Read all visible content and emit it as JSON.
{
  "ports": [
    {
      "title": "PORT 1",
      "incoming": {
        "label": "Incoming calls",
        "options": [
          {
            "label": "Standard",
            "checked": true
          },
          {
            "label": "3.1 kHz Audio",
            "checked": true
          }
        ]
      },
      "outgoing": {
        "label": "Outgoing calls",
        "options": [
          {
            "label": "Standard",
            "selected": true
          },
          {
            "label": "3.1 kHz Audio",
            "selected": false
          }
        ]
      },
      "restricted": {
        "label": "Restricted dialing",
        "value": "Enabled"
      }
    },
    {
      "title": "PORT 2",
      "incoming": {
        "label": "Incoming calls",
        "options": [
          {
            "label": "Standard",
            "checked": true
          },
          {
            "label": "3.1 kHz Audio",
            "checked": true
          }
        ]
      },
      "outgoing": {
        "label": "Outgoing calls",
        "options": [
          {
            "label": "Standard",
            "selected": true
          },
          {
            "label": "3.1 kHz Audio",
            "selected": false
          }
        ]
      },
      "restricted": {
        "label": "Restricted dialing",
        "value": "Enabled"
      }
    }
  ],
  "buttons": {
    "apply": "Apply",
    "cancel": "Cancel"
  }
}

* What the task requires
Extract the listing in its entirety and repeat it exactly.

* In response
Read all visible content and emit it as JSON.
{
  "ports": [
    {
      "title": "PORT 1",
      "incoming": {
        "label": "Incoming calls",
        "options": [
          {
            "label": "Standard",
            "checked": true
          },
          {
            "label": "3.1 kHz Audio",
            "checked": true
          }
        ]
      },
      "outgoing": {
        "label": "Outgoing calls",
        "options": [
          {
            "label": "Standard",
            "selected": true
          },
          {
            "label": "3.1 kHz Audio",
            "selected": false
          }
        ]
      },
      "restricted": {
        "label": "Restricted dialing",
        "value": "Enabled"
      }
    },
    {
      "title": "PORT 2",
      "incoming": {
        "label": "Incoming calls",
        "options": [
          {
            "label": "Standard",
            "checked": true
          },
          {
            "label": "3.1 kHz Audio",
            "checked": true
          }
        ]
      },
      "outgoing": {
        "label": "Outgoing calls",
        "options": [
          {
            "label": "Standard",
            "selected": true
          },
          {
            "label": "3.1 kHz Audio",
            "selected": false
          }
        ]
      },
      "restricted": {
        "label": "Restricted dialing",
        "value": "Enabled"
      }
    }
  ],
  "buttons": {
    "apply": "Apply",
    "cancel": "Cancel"
  }
}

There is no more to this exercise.